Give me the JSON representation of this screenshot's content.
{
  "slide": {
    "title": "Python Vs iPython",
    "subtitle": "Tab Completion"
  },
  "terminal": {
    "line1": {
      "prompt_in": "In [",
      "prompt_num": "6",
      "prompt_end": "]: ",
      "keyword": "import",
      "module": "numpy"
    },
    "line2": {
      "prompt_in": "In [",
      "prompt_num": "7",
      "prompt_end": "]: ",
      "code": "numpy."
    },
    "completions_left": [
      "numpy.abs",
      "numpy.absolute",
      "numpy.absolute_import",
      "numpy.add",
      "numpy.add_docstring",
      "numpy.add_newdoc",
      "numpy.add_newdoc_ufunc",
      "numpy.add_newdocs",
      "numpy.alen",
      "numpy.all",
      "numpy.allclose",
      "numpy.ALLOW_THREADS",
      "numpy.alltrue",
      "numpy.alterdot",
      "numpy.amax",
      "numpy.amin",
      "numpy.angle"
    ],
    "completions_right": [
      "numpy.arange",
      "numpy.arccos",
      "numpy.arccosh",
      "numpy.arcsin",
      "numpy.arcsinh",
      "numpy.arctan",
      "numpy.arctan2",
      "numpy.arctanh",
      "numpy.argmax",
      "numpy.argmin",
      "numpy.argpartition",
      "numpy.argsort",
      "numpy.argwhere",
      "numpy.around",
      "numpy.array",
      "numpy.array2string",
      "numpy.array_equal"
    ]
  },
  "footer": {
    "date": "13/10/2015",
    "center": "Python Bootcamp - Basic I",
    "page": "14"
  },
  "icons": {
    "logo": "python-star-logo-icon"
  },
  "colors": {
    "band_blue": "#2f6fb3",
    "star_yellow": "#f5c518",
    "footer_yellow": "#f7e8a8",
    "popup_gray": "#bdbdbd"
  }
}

--

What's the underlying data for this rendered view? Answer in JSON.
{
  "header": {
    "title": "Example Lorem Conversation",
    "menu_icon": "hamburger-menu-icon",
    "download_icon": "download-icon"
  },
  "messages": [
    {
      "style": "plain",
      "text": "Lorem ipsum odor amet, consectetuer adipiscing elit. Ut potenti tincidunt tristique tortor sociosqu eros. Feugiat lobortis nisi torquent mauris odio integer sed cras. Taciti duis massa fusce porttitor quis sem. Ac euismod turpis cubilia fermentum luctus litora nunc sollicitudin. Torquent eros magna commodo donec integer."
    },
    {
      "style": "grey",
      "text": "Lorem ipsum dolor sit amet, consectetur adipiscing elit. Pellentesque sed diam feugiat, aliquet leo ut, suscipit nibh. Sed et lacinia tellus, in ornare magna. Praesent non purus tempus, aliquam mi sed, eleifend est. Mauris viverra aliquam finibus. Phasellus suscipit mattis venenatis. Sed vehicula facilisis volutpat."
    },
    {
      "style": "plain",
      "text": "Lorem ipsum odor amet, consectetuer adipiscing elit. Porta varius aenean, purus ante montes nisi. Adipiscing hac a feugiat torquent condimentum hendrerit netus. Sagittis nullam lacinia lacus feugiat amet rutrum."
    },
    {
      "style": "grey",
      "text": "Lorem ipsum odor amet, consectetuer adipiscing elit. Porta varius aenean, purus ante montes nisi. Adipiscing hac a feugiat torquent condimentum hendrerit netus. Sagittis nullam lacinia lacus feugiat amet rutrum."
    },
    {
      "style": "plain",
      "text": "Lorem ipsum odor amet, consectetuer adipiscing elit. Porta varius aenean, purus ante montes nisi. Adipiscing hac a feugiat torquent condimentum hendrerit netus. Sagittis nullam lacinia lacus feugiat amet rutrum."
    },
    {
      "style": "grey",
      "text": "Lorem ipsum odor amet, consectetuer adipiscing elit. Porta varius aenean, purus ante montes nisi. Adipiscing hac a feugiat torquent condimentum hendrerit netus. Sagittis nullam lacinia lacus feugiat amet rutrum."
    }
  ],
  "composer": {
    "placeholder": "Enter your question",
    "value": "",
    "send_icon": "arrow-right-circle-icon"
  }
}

* * *

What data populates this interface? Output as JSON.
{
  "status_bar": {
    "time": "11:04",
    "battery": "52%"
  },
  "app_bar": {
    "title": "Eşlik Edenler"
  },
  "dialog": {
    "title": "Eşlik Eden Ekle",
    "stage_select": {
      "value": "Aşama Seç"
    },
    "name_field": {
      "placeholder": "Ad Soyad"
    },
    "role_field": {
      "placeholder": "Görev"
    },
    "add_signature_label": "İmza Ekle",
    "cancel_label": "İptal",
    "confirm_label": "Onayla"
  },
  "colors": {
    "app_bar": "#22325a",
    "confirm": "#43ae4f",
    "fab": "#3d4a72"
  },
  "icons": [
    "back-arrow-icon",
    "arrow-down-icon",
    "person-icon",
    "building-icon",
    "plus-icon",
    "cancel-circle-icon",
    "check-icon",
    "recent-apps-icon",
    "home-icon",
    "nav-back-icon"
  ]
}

> WHAT YOU HAVE TO DO
Copy every line of the listing where the word "Ekle" appears.

> SOLUTION FOR THIS TASK
    "title": "Eşlik Eden Ekle",
    "add_signature_label": "İmza Ekle",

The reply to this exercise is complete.